Task brief: Copy out every line of the items below verbatim, leaving out the pictures.

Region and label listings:
— start —

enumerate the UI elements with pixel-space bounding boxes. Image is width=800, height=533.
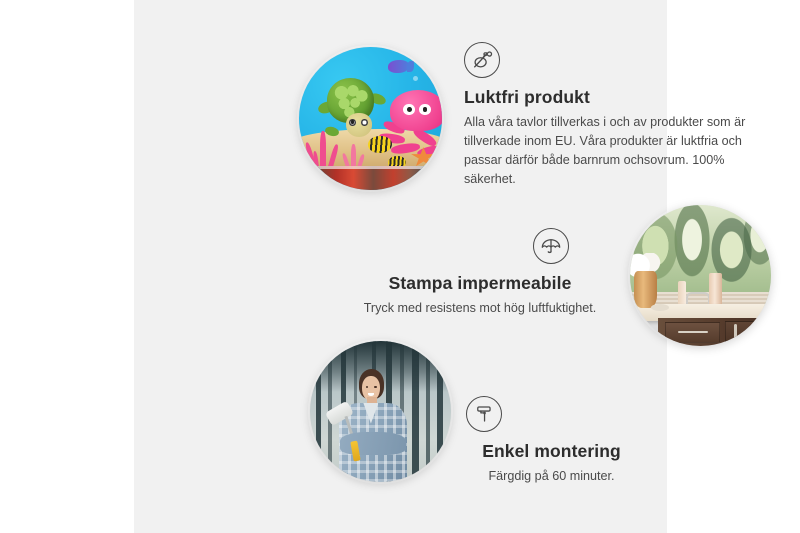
feature-description: Färgdig på 60 minuter. bbox=[454, 467, 649, 486]
icon-wrap-mount bbox=[454, 396, 649, 441]
gold-vase bbox=[634, 271, 657, 308]
icon-wrap-water bbox=[349, 228, 611, 273]
octopus-arm bbox=[391, 142, 421, 155]
paint-roller-icon bbox=[466, 396, 502, 432]
photo-bathroom-leaf-wallpaper[interactable] bbox=[630, 205, 771, 346]
content-panel: Luktfri produkt Alla våra tavlor tillver… bbox=[134, 0, 667, 533]
soap-dish bbox=[651, 304, 669, 311]
vanity-drawer bbox=[665, 322, 720, 344]
icon-wrap-odor bbox=[464, 42, 754, 78]
fish-purple bbox=[388, 60, 409, 73]
screenshot-root: Luktfri produkt Alla våra tavlor tillver… bbox=[0, 0, 800, 533]
feature-title: Stampa impermeabile bbox=[349, 273, 611, 294]
octopus-eye bbox=[403, 104, 414, 115]
bathroom-scene bbox=[630, 205, 771, 346]
turtle-eye bbox=[364, 120, 366, 123]
turtle-head bbox=[346, 113, 372, 137]
woman-smile bbox=[368, 393, 374, 396]
photo-ocean-kids-mural[interactable] bbox=[299, 47, 442, 190]
octopus-eye bbox=[419, 104, 430, 115]
photo-strip-bottom bbox=[299, 166, 442, 190]
umbrella-icon bbox=[533, 228, 569, 264]
ocean-scene bbox=[299, 47, 442, 190]
fish-striped bbox=[368, 136, 392, 153]
vanity-door bbox=[725, 321, 771, 346]
feature-odor-free: Luktfri produkt Alla våra tavlor tillver… bbox=[464, 42, 754, 189]
coral-pink bbox=[306, 131, 343, 168]
feature-title: Luktfri produkt bbox=[464, 87, 754, 108]
feature-description: Tryck med resistens mot hög luftfuktighe… bbox=[349, 299, 611, 318]
feature-description: Alla våra tavlor tillverkas i och av pro… bbox=[464, 113, 754, 189]
woman-figure bbox=[335, 369, 417, 482]
forest-scene bbox=[310, 341, 451, 482]
turtle-illustration bbox=[322, 78, 388, 138]
octopus-illustration bbox=[382, 90, 442, 162]
turtle-eye bbox=[351, 120, 353, 123]
feature-easy-mounting: Enkel montering Färgdig på 60 minuter. bbox=[454, 396, 649, 486]
octopus-head bbox=[390, 90, 442, 131]
no-odor-spray-icon bbox=[464, 42, 500, 78]
feature-waterproof-print: Stampa impermeabile Tryck med resistens … bbox=[349, 228, 611, 318]
photo-woman-paint-roller-forest[interactable] bbox=[310, 341, 451, 482]
feature-title: Enkel montering bbox=[454, 441, 649, 462]
wood-vanity bbox=[658, 318, 771, 346]
soap-bottle bbox=[678, 281, 686, 306]
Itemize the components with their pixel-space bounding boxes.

— end —

Output:
enumerate the UI elements with pixel-space bounding boxes. Image is width=800, height=533.
feature-description: Färgdig på 60 minuter. bbox=[454, 467, 649, 486]
icon-wrap-mount bbox=[454, 396, 649, 441]
gold-vase bbox=[634, 271, 657, 308]
icon-wrap-water bbox=[349, 228, 611, 273]
octopus-arm bbox=[391, 142, 421, 155]
paint-roller-icon bbox=[466, 396, 502, 432]
photo-bathroom-leaf-wallpaper[interactable] bbox=[630, 205, 771, 346]
content-panel: Luktfri produkt Alla våra tavlor tillver… bbox=[134, 0, 667, 533]
soap-dish bbox=[651, 304, 669, 311]
vanity-drawer bbox=[665, 322, 720, 344]
icon-wrap-odor bbox=[464, 42, 754, 78]
fish-purple bbox=[388, 60, 409, 73]
screenshot-root: Luktfri produkt Alla våra tavlor tillver… bbox=[0, 0, 800, 533]
feature-title: Stampa impermeabile bbox=[349, 273, 611, 294]
octopus-eye bbox=[403, 104, 414, 115]
bathroom-scene bbox=[630, 205, 771, 346]
turtle-eye bbox=[364, 120, 366, 123]
turtle-head bbox=[346, 113, 372, 137]
woman-smile bbox=[368, 393, 374, 396]
photo-ocean-kids-mural[interactable] bbox=[299, 47, 442, 190]
octopus-eye bbox=[419, 104, 430, 115]
photo-strip-bottom bbox=[299, 166, 442, 190]
umbrella-icon bbox=[533, 228, 569, 264]
ocean-scene bbox=[299, 47, 442, 190]
fish-striped bbox=[368, 136, 392, 153]
vanity-door bbox=[725, 321, 771, 346]
feature-odor-free: Luktfri produkt Alla våra tavlor tillver… bbox=[464, 42, 754, 189]
coral-pink bbox=[306, 131, 343, 168]
feature-title: Luktfri produkt bbox=[464, 87, 754, 108]
feature-description: Tryck med resistens mot hög luftfuktighe… bbox=[349, 299, 611, 318]
feature-description: Alla våra tavlor tillverkas i och av pro… bbox=[464, 113, 754, 189]
woman-figure bbox=[335, 369, 417, 482]
forest-scene bbox=[310, 341, 451, 482]
turtle-illustration bbox=[322, 78, 388, 138]
octopus-illustration bbox=[382, 90, 442, 162]
turtle-eye bbox=[351, 120, 353, 123]
feature-easy-mounting: Enkel montering Färgdig på 60 minuter. bbox=[454, 396, 649, 486]
octopus-head bbox=[390, 90, 442, 131]
no-odor-spray-icon bbox=[464, 42, 500, 78]
feature-waterproof-print: Stampa impermeabile Tryck med resistens … bbox=[349, 228, 611, 318]
photo-woman-paint-roller-forest[interactable] bbox=[310, 341, 451, 482]
feature-title: Enkel montering bbox=[454, 441, 649, 462]
wood-vanity bbox=[658, 318, 771, 346]
soap-bottle bbox=[678, 281, 686, 306]
Itemize the components with their pixel-space bounding boxes.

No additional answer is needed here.